• **Set task**: Every line that contains the word "this" should be copied out.

---------- Recorded data ----------

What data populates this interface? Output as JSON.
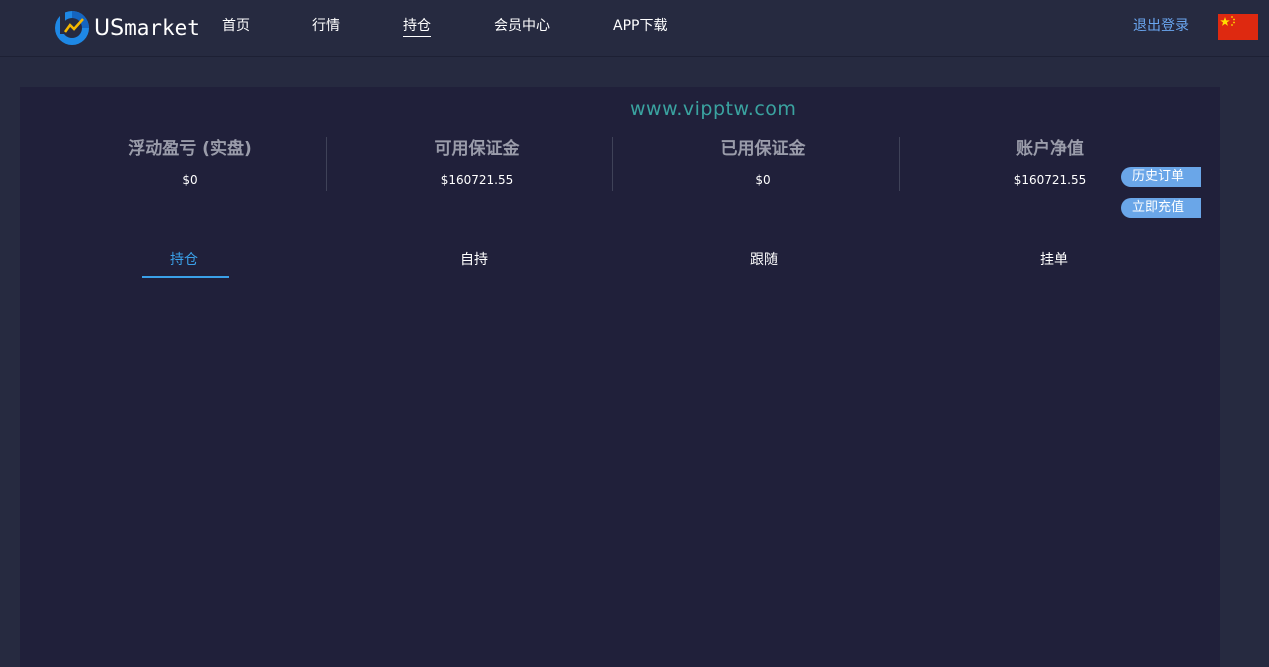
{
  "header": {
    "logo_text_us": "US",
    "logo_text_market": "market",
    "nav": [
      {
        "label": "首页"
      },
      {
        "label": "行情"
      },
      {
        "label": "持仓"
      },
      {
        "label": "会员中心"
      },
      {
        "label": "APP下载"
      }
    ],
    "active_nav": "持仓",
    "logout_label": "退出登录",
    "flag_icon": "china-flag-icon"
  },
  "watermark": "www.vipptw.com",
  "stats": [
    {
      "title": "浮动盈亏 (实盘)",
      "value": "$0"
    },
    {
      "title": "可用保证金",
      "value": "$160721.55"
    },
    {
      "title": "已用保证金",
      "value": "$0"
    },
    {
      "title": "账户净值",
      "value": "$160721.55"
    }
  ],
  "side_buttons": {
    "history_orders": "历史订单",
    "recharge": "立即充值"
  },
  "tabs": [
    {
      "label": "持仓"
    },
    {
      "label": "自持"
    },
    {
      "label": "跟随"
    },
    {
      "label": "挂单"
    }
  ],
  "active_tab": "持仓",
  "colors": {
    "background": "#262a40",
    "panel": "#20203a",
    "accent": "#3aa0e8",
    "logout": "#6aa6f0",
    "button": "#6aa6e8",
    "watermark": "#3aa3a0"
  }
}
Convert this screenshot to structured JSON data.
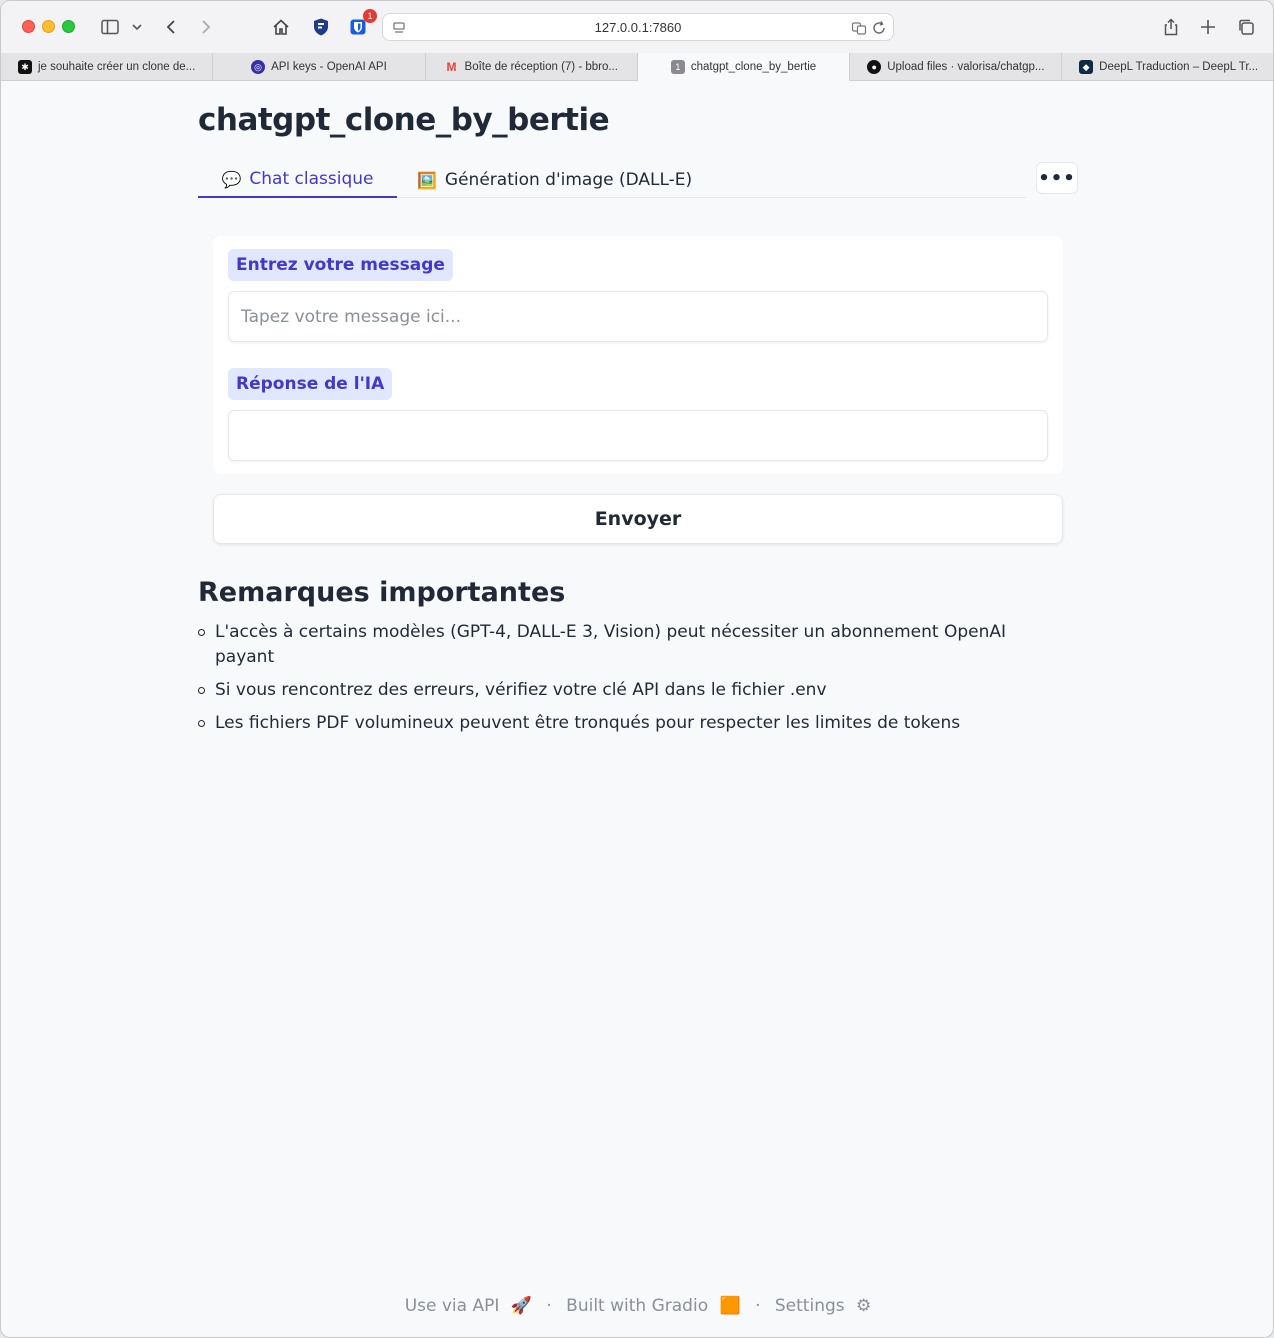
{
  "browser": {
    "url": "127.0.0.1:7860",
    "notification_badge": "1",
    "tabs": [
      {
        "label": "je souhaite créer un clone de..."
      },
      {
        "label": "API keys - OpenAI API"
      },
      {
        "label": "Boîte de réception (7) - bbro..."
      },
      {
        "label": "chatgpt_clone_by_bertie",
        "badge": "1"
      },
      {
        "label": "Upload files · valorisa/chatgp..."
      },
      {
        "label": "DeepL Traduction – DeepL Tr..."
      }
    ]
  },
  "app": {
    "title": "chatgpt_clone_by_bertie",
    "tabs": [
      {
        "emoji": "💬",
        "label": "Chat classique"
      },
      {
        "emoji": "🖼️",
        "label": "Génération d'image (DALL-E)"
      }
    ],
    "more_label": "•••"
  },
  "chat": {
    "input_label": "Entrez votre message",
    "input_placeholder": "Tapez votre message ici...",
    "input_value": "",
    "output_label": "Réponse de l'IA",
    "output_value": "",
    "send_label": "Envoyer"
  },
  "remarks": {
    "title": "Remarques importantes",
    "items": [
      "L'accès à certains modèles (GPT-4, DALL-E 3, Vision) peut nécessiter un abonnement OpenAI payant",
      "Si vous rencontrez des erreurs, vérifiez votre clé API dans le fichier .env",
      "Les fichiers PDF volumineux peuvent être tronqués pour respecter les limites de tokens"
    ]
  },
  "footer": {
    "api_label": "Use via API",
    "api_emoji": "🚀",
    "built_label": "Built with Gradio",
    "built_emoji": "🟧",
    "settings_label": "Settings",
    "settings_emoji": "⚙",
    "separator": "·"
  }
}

----------
---------- Recorded data ----------

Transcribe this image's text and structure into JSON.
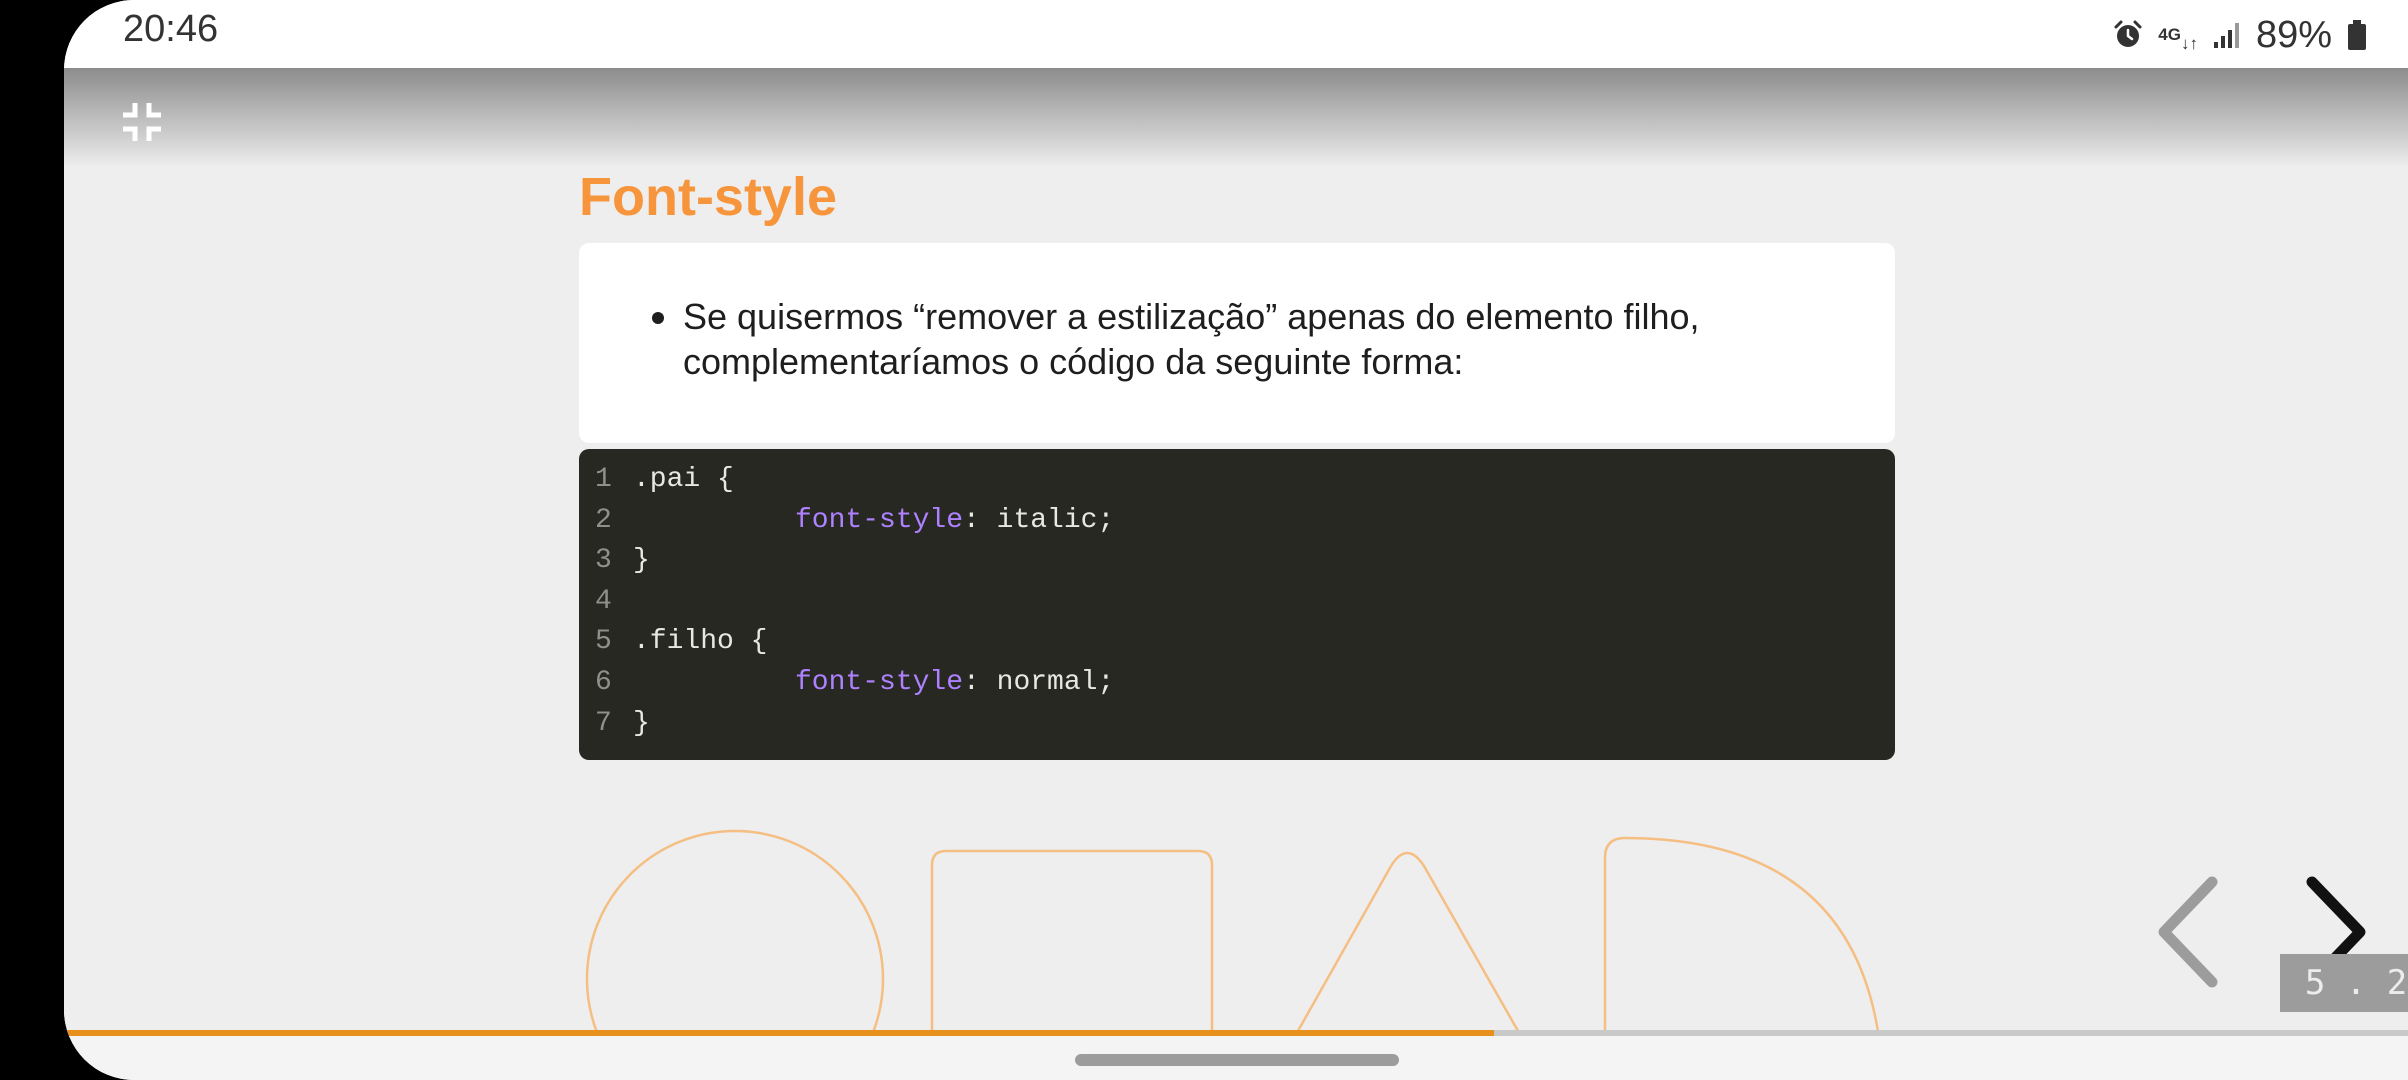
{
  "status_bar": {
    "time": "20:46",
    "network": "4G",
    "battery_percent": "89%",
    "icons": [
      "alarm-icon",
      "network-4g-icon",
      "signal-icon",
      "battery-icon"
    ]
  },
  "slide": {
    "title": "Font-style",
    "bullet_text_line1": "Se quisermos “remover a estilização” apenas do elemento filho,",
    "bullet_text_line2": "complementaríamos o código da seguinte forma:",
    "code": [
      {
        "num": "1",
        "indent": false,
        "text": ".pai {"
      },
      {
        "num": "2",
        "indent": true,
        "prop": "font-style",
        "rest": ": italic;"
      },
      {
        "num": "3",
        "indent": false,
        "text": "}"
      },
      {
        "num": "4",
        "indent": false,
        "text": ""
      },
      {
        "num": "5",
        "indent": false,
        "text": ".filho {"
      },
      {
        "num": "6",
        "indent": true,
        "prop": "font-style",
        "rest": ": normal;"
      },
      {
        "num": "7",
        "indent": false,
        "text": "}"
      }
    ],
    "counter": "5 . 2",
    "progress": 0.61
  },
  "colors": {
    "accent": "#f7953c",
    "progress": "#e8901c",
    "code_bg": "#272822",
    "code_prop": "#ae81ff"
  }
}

----------

• **Full solution**:
What data populates this interface? Output as JSON.
Convert this screenshot to structured JSON data.
Transcribe this image's text and structure into JSON.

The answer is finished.